TEXT BLOCK -
--- START ---

S64315: This phase I trial is evaluating an intravenously administered drug (S64315) for the treatment of Acute Myeloid Leukaemia (AML) or Myelodysplastic SyndromePhase I, International, Multicentre, Open-label, Non-randomised, Non-comparative Study of Intravenously Administered S64315, a Mcl-1 Inhibitor, in Patients With Acute Myeloid Leukaemia (AML) or Myelodysplastic Syndrome (MDS)

--- END ---

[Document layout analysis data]
--- START ---

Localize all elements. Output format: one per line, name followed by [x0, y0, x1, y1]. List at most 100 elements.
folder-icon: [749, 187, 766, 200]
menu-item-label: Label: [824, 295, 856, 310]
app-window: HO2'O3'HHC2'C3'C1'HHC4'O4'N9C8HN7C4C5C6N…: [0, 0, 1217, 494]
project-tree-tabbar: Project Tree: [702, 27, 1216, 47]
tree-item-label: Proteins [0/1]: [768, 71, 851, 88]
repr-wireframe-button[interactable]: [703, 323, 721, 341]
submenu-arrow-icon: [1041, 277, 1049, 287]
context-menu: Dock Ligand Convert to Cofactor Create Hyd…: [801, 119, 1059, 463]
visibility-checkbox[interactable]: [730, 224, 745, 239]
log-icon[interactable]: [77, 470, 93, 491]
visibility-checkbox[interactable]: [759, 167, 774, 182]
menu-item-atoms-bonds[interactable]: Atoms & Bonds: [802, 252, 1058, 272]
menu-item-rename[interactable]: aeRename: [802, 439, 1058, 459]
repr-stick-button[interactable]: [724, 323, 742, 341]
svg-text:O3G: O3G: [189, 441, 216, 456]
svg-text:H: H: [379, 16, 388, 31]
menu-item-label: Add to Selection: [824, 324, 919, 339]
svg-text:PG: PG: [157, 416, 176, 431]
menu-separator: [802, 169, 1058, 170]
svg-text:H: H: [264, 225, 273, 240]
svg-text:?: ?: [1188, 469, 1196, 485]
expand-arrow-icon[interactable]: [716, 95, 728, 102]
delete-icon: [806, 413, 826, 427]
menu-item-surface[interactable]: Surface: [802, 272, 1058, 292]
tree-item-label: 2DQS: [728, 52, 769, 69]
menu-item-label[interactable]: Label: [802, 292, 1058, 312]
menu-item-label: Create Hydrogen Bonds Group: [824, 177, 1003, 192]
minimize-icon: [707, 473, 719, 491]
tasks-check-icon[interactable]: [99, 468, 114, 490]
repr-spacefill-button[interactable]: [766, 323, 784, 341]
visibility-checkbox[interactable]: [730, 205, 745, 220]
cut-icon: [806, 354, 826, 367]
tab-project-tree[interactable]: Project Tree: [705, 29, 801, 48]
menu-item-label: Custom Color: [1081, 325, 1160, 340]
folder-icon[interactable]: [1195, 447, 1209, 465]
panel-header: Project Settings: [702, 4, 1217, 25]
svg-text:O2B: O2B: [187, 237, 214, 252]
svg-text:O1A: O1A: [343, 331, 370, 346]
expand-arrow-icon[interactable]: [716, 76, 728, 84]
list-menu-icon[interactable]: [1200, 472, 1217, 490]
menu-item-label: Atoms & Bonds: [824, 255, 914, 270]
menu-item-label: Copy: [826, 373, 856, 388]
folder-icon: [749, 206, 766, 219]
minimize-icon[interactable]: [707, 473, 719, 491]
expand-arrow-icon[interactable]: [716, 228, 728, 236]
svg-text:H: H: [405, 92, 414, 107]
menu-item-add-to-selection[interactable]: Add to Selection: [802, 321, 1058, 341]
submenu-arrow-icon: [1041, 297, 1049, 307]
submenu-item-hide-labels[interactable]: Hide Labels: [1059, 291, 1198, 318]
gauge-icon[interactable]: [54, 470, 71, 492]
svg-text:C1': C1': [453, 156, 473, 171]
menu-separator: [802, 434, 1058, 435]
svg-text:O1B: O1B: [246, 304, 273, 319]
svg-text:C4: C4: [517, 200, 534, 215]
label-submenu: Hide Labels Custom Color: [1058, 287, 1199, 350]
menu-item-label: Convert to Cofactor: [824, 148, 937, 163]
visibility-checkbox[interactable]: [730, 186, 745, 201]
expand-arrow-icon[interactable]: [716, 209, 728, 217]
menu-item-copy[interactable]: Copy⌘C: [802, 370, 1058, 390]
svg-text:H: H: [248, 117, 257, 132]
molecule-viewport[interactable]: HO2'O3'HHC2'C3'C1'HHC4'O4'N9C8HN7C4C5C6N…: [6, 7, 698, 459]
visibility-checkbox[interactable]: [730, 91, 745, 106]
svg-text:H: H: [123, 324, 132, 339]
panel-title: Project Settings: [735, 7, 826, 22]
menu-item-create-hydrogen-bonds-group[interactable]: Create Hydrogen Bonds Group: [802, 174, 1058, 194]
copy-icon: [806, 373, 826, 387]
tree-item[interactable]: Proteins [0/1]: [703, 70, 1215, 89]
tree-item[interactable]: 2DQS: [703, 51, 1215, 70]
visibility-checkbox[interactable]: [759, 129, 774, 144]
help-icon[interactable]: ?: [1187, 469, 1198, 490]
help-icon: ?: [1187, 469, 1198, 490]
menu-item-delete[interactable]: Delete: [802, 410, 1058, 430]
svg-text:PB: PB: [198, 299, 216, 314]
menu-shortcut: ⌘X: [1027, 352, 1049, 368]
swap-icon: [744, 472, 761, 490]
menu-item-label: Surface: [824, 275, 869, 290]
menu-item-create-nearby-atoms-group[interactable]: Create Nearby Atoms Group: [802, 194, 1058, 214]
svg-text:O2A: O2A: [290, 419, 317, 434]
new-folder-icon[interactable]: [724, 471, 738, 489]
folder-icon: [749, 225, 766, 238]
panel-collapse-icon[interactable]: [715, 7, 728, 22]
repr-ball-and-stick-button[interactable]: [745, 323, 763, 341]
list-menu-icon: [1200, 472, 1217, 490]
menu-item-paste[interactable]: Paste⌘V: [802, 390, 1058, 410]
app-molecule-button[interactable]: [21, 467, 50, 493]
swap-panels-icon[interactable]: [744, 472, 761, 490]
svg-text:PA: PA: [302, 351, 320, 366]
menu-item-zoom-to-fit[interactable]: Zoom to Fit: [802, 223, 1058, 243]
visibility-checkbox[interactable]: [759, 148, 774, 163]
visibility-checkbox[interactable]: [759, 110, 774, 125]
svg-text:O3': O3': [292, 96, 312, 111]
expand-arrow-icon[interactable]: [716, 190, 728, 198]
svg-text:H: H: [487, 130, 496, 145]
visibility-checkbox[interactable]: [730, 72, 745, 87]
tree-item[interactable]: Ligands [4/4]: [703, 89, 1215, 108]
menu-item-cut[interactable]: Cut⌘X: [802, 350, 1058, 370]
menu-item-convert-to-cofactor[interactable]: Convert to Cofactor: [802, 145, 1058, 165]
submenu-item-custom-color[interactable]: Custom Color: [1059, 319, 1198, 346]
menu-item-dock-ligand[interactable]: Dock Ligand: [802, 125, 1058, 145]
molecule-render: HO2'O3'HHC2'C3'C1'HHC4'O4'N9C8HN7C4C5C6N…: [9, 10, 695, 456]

--- END ---

TASKS TO PERFORM -
(1) Answer these questions from the trial description:
(a) How is S64315 administered?
(b) What kind of inhibitor is S64315 said to be?
(c) What phase is the trial?
(2) List the five terms in the trial description's longer title that appear between "Phase I," and "Study".
The records are separate material, unrelated to the trial description.

LIST OF SOLUTIONS -
(1)
(a) Intravenously.
(b) An Mcl-1 inhibitor.
(c) Phase I.

(2) International, Multicentre, Open-label, Non-randomised, Non-comparative